Report each line of the data that includes the word "University".

(Stored data entries)

++++++

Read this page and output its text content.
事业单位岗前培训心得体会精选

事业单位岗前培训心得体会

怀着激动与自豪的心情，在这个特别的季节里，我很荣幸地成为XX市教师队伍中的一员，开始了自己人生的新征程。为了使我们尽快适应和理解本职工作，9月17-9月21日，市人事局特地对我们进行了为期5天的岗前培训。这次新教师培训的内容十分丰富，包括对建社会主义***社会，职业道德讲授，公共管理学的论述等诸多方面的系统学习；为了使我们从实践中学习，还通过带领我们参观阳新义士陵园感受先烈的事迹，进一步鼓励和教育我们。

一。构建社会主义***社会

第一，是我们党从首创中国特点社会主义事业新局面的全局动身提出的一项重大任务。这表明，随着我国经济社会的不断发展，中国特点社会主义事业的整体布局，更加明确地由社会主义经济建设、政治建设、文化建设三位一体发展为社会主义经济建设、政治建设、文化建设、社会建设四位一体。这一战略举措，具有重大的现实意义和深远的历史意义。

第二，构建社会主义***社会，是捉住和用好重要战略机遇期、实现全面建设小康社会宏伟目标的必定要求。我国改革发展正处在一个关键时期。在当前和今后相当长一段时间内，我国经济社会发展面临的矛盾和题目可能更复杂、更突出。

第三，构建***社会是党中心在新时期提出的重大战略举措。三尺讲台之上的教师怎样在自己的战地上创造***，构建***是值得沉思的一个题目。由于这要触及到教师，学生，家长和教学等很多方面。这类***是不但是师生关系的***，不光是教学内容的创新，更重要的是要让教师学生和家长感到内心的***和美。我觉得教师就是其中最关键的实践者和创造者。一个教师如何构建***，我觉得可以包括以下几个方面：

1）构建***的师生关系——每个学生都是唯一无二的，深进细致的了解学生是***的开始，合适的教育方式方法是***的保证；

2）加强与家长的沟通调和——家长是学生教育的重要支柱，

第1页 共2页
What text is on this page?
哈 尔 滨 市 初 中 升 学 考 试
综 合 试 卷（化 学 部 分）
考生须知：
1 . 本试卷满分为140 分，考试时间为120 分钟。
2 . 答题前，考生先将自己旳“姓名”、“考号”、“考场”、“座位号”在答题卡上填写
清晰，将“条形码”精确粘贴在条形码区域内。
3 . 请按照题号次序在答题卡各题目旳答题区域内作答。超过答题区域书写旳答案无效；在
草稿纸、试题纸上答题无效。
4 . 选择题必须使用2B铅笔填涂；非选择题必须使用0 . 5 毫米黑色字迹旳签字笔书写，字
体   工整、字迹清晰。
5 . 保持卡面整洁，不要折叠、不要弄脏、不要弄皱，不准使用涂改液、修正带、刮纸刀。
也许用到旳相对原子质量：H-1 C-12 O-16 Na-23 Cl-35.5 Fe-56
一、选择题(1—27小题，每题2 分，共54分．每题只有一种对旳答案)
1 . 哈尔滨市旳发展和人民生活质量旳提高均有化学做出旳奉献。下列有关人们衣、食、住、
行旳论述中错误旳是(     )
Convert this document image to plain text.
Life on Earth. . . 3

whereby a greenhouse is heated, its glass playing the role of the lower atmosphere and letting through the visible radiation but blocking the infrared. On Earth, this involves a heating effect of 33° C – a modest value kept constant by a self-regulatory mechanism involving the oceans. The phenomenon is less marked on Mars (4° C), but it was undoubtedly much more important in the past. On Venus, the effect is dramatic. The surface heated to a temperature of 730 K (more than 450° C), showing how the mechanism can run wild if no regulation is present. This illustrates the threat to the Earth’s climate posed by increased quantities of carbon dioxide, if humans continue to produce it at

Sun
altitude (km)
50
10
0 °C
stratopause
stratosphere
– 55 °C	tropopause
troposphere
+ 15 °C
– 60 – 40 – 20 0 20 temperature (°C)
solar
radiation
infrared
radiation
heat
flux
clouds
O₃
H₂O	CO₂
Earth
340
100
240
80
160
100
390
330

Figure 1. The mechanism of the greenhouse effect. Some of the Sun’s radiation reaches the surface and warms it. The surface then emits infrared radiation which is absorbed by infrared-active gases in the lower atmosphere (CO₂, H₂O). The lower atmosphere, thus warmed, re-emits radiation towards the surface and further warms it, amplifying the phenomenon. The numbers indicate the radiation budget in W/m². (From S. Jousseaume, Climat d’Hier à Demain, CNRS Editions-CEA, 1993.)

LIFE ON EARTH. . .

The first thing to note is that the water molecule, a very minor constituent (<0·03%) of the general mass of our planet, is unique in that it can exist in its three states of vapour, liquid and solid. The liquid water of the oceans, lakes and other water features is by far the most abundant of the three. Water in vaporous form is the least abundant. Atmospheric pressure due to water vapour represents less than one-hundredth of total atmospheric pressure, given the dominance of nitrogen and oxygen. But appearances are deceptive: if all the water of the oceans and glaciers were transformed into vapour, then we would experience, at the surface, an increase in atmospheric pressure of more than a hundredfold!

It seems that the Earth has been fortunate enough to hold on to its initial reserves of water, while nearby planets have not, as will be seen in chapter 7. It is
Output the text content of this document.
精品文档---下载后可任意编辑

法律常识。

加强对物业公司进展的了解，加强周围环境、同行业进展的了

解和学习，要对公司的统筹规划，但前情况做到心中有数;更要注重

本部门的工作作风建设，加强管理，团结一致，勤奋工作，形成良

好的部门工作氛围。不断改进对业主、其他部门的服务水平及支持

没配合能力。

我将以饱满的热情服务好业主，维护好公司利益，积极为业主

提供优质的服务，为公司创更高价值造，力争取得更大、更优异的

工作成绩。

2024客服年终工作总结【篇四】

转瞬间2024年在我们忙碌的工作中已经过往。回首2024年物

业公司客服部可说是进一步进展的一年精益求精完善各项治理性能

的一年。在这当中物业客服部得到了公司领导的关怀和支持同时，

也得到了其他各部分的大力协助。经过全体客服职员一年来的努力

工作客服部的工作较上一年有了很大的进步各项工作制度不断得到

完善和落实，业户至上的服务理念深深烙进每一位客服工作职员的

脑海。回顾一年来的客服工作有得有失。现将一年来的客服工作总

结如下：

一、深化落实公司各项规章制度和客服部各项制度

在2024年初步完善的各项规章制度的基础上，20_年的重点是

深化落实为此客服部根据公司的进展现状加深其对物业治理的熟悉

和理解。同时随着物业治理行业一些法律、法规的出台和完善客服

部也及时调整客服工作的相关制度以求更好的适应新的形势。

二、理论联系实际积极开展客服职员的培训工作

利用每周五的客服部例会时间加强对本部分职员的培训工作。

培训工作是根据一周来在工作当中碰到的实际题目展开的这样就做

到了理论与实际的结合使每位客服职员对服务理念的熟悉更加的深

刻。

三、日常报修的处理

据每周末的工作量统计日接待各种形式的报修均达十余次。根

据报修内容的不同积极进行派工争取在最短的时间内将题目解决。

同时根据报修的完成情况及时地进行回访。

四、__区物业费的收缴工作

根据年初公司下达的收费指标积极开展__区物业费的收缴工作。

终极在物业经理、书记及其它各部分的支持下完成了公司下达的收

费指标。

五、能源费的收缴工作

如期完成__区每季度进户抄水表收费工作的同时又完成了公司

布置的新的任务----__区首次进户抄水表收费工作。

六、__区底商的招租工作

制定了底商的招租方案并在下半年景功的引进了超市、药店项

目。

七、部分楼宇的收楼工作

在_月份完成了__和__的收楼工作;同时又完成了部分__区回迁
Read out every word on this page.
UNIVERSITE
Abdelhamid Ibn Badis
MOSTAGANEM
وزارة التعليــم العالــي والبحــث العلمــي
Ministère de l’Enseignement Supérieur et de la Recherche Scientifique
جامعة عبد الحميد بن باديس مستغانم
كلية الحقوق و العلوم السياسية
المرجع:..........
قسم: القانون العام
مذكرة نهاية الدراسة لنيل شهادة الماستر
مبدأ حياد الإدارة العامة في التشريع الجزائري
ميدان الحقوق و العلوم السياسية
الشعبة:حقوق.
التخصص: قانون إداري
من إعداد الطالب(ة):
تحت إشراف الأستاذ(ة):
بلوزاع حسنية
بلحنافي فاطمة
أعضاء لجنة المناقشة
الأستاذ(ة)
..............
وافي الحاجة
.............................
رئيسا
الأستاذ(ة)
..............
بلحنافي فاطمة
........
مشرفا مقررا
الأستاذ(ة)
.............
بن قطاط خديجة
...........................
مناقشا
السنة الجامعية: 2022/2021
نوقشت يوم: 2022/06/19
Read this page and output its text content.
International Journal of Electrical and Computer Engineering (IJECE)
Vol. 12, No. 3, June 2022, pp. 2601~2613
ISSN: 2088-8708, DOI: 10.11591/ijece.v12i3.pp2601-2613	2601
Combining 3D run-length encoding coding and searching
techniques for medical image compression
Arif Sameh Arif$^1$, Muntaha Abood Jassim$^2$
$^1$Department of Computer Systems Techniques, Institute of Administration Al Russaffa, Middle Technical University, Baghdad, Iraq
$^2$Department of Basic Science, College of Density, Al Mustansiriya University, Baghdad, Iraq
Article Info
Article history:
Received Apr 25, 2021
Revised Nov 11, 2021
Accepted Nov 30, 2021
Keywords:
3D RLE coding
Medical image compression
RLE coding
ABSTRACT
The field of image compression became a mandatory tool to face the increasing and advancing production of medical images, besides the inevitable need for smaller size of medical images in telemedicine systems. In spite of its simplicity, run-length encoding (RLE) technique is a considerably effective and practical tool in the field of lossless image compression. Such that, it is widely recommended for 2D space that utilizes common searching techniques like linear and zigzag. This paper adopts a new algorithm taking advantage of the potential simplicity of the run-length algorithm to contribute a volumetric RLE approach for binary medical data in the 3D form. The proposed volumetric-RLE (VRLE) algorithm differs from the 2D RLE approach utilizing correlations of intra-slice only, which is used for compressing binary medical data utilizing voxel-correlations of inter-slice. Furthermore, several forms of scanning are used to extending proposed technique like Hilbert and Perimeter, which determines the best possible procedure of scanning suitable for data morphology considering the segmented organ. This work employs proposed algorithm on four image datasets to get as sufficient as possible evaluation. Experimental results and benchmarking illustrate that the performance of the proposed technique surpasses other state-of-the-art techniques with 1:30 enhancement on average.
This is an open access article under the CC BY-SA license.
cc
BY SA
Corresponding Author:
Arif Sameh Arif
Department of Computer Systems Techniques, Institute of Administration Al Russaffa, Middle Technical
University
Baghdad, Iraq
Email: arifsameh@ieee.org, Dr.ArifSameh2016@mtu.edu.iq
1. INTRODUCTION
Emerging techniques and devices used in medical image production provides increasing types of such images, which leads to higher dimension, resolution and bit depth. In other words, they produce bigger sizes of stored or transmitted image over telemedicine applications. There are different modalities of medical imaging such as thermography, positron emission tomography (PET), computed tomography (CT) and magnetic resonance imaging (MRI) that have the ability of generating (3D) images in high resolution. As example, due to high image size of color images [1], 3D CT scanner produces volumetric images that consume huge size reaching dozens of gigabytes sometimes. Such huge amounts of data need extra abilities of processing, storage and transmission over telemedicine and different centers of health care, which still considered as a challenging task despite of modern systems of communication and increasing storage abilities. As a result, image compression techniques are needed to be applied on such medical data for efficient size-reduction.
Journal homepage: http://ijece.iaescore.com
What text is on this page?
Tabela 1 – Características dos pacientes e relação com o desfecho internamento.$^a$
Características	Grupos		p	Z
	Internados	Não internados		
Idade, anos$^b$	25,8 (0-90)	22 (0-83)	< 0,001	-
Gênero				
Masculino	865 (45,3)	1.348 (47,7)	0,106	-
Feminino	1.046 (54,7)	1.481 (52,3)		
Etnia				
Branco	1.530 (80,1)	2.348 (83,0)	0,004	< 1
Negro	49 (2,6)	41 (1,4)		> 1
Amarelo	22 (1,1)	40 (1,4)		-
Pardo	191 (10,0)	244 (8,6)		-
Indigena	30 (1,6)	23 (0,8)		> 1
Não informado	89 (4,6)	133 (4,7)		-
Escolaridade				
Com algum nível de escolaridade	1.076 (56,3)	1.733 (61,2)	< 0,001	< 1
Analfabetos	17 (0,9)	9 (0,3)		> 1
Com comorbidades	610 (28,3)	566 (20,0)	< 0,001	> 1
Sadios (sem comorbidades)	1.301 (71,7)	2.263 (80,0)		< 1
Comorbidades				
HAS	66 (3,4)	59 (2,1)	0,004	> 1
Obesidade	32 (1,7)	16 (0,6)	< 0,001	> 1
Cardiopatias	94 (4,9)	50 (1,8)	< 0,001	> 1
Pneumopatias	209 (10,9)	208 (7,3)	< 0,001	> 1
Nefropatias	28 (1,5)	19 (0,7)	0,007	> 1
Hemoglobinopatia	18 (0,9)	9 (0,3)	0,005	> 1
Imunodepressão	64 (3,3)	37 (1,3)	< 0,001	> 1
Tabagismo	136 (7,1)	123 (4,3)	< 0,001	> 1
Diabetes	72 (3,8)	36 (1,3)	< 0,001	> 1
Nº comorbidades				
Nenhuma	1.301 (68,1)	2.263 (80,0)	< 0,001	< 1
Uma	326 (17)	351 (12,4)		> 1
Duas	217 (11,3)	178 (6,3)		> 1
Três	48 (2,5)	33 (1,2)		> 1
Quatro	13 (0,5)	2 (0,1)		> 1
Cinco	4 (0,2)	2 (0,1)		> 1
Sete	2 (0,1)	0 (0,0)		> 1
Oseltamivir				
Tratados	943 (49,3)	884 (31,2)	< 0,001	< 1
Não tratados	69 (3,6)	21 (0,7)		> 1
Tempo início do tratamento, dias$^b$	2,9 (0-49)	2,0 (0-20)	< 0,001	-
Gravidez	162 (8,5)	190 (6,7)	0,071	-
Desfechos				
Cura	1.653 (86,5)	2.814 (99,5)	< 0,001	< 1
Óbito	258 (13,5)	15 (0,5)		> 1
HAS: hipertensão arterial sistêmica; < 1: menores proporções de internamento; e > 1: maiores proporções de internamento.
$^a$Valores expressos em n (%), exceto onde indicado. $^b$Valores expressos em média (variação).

++++++

ANSWER >>
$^1$Department of Computer Systems Techniques, Institute of Administration Al Russaffa, Middle Technical University, Baghdad, Iraq
$^2$Department of Basic Science, College of Density, Al Mustansiriya University, Baghdad, Iraq
University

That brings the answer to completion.